- [Document passage]:

2021-02-10 08:25:01

by Andreas Dilger

[permalink] [raw]
Subject: Re: [PATCH 1/2] ext4: Handle casefolding with encryption

On Feb 9, 2021, at 4:22 PM, Theodore Ts'o <[email protected]> wrote:
>
> On Wed, Feb 03, 2021 at 11:31:28AM -0500, Theodore Ts'o wrote:
>> On Wed, Feb 03, 2021 at 03:55:06AM -0700, Andreas Dilger wrote:
>>>
>>> It looks like this change will break the dirdata feature, which is similarly
>>> storing a data field beyond the end of the dirent. However, that feature also
>>> provides for flags stored in the high bits of the type field to indicate
>>> which of the fields are in use there.
>>> The first byte of each field stores
>>> the length, so it can be skipped even if the content is not understood.
>>
>> Daniel, for context, the dirdata field is an out-of-tree feature which
>> is used by Lustre, and so has fairly large deployed base. So if there
>> is a way that we can accomodate not breaking dirdata, that would be
>> good.

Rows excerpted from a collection
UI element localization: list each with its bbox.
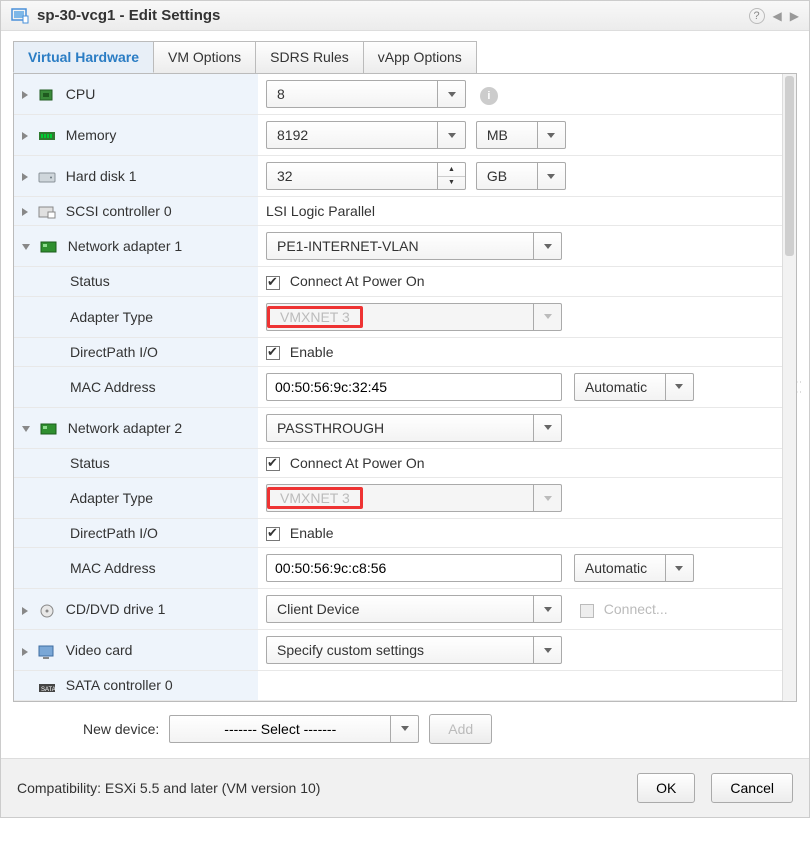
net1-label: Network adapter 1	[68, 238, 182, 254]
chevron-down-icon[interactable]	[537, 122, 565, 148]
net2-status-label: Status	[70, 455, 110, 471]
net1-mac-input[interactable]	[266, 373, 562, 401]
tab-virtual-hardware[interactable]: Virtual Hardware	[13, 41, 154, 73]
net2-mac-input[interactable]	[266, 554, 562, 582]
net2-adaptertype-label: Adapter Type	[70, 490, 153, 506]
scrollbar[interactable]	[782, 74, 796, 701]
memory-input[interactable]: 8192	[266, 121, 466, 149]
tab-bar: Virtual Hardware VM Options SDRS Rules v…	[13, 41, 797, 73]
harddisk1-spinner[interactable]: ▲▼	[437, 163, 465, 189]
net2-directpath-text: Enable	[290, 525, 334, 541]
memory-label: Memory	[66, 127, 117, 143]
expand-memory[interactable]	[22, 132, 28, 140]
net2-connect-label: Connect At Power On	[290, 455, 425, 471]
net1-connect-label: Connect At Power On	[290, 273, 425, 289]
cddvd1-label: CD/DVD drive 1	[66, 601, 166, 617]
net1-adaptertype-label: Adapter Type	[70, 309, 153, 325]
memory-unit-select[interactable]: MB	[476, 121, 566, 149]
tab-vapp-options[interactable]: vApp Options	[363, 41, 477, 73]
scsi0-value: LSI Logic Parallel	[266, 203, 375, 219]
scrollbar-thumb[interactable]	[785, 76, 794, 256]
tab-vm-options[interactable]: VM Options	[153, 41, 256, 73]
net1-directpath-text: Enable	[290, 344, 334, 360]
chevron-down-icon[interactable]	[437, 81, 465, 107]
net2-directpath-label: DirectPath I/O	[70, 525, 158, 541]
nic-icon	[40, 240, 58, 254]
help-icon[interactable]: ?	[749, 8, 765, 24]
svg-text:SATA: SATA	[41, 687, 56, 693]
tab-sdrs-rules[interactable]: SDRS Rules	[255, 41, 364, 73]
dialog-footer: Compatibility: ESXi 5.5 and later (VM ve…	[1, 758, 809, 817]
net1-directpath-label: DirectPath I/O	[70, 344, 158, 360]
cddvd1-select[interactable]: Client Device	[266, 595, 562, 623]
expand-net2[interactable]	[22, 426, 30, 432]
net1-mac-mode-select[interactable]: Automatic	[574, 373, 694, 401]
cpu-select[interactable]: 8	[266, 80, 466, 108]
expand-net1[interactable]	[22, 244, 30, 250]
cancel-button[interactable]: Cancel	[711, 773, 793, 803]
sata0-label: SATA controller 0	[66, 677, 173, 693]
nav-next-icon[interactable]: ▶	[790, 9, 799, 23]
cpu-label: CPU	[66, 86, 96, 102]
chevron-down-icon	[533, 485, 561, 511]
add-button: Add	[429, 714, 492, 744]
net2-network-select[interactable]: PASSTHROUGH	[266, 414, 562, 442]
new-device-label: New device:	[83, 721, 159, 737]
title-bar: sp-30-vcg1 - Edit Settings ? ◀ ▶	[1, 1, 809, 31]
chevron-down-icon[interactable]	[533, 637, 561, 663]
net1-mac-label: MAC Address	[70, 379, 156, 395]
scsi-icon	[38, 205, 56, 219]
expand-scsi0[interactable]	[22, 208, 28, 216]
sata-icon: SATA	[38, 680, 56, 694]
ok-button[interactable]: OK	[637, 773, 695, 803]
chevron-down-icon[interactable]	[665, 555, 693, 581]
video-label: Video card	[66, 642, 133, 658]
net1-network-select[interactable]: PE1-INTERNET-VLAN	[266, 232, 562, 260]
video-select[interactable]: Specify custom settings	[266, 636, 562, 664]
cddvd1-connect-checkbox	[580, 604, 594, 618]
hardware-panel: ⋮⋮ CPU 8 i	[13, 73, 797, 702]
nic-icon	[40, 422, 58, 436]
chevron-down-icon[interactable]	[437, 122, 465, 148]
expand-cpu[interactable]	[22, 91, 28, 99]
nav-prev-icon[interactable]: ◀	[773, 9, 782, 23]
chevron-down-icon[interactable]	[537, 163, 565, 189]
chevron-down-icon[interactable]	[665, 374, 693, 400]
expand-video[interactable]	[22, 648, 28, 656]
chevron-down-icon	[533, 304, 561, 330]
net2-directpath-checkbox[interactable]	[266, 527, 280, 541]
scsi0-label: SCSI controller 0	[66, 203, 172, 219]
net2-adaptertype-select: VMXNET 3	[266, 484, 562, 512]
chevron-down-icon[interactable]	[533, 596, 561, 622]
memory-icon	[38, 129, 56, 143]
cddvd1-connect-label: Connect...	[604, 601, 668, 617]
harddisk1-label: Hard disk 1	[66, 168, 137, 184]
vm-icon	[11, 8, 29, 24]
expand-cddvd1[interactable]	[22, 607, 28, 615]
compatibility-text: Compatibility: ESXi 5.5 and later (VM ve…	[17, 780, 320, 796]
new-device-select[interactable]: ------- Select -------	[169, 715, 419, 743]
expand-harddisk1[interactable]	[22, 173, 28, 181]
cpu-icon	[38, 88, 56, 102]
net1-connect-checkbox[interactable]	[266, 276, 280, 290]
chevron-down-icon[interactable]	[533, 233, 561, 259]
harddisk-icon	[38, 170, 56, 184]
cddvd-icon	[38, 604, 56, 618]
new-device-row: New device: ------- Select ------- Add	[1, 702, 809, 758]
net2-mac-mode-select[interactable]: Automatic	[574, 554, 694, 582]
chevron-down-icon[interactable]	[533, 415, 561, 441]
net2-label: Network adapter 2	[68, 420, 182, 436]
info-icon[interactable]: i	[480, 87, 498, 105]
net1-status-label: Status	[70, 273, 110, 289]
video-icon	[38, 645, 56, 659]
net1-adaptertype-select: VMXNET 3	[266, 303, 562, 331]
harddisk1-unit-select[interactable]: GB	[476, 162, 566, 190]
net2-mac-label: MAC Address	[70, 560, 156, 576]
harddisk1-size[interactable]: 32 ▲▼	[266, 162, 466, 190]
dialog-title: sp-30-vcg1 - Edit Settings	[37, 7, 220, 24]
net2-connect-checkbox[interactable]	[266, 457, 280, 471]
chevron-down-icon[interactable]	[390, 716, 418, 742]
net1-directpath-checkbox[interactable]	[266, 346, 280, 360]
==
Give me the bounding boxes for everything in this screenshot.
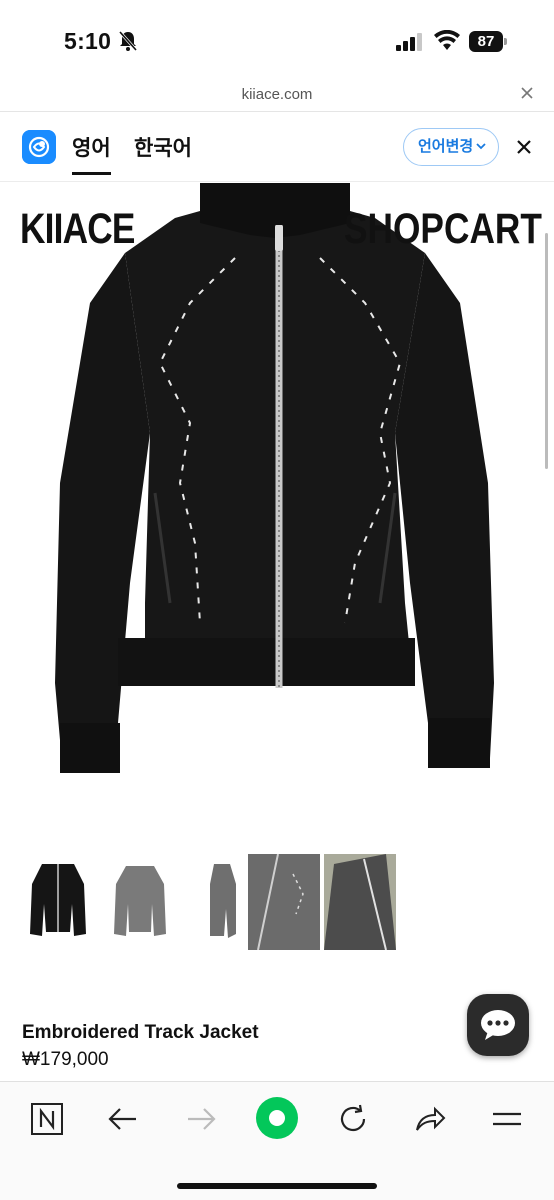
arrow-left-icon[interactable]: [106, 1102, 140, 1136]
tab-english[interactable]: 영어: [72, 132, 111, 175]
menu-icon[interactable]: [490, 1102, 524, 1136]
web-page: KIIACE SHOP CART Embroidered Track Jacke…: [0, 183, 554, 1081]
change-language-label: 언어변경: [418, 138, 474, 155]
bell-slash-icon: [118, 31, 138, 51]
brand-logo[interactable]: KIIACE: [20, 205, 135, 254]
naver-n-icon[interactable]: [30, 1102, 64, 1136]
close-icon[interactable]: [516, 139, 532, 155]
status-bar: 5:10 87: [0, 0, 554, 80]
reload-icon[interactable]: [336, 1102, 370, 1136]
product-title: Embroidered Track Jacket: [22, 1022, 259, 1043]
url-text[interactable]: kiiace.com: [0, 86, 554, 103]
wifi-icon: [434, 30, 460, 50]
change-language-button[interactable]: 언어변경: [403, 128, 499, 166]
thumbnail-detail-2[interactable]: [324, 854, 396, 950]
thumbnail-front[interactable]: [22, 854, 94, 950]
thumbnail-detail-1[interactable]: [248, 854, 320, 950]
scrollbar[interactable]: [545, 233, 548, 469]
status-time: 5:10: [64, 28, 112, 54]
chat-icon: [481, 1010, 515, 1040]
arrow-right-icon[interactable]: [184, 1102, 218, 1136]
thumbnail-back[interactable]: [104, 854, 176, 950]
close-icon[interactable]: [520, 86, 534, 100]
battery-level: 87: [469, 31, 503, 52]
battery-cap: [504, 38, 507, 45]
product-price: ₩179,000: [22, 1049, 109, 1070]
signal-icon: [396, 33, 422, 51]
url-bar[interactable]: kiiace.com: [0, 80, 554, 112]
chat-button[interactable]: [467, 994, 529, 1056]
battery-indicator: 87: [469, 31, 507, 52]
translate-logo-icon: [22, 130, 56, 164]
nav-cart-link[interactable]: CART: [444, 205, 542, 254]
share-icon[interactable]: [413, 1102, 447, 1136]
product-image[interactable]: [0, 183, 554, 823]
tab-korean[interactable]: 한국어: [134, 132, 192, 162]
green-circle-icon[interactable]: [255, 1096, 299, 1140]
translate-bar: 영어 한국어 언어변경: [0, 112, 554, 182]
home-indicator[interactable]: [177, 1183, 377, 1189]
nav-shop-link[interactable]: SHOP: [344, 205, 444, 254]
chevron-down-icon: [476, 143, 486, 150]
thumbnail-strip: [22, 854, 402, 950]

- [Task A]: According to the ext4 patch discussion, which out-of-tree user relies on the dirdata feature?
- [Task B]: Condense the paragraph in the ext4 patch discussion that begins "It looks like this change will break the dirdata feature" into a short bulleted list that keeps its main facts.
- [Task C]: Quote the ext4 patch discussion word for word, copying everything from "by Andreas Dilger" down to "in use there.".
These rows have no connection to the ext4 patch discussion.

- [Result A]: Lustre uses the dirdata feature.

- [Result B]:
- The change appears likely to break the dirdata feature.
- Dirdata also stores a data field beyond the end of the dirent.
- Flags in the high bits of the type field indicate which fields are in use.
- The first byte of each field stores its length, so a field can be skipped even when its content is not understood.

- [Result C]:
by Andreas Dilger

[permalink] [raw]
Subject: Re: [PATCH 1/2] ext4: Handle casefolding with encryption

On Feb 9, 2021, at 4:22 PM, Theodore Ts'o <[email protected]> wrote:
>
> On Wed, Feb 03, 2021 at 11:31:28AM -0500, Theodore Ts'o wrote:
>> On Wed, Feb 03, 2021 at 03:55:06AM -0700, Andreas Dilger wrote:
>>>
>>> It looks like this change will break the dirdata feature, which is similarly
>>> storing a data field beyond the end of the dirent. However, that feature also
>>> provides for flags stored in the high bits of the type field to indicate
>>> which of the fields are in use there.